* _TO DO_:
Search the data for the word "JSON" and copy every line where it occurs.

* _EXERCISE MATERIAL_:
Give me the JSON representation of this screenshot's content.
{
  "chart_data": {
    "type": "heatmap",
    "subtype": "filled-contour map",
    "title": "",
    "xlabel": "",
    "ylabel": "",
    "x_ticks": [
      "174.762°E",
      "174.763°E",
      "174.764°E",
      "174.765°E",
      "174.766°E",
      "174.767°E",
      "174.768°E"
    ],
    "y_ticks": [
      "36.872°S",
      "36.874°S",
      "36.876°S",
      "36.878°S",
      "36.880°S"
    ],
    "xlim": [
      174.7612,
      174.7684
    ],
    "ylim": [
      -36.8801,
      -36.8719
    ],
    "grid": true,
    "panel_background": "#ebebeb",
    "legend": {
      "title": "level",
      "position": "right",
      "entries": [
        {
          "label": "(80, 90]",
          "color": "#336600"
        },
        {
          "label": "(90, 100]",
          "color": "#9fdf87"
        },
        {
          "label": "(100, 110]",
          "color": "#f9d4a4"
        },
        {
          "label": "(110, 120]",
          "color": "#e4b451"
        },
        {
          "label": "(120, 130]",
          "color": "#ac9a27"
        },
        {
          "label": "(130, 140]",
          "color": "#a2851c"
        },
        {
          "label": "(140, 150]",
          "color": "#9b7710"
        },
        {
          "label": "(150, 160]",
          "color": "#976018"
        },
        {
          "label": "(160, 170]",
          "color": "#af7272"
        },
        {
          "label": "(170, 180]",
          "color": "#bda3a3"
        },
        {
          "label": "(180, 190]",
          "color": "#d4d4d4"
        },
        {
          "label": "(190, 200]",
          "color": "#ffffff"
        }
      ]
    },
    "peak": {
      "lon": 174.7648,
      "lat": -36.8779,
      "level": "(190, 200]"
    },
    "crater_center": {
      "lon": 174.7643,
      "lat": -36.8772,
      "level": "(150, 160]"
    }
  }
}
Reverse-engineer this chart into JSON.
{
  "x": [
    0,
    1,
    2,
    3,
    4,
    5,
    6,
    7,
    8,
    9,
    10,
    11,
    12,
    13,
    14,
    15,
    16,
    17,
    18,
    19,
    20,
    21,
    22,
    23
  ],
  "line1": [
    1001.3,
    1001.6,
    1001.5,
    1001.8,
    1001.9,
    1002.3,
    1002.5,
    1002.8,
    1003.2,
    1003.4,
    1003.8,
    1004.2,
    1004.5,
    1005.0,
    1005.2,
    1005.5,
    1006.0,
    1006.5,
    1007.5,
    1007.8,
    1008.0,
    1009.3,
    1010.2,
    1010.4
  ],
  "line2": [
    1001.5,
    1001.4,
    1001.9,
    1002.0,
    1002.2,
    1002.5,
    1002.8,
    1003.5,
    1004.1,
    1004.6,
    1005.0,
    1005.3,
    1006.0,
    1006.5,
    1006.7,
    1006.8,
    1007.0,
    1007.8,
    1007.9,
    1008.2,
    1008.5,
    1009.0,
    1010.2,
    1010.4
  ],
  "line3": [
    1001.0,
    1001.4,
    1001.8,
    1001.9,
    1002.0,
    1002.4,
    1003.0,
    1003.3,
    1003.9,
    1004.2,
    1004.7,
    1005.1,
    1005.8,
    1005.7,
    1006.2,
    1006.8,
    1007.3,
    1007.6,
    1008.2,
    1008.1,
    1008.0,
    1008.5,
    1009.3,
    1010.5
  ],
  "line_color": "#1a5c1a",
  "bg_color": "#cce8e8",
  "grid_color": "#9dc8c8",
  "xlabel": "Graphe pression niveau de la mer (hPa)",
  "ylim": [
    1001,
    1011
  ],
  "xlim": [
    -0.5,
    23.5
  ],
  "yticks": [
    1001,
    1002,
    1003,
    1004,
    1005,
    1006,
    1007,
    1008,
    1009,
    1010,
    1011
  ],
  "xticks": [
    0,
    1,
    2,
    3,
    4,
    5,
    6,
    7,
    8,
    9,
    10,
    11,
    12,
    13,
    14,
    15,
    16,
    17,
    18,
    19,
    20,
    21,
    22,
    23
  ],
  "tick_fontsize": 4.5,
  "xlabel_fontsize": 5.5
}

* _OUTPUT OF THE EXERCISE_:
Give me the JSON representation of this screenshot's content.
Reverse-engineer this chart into JSON.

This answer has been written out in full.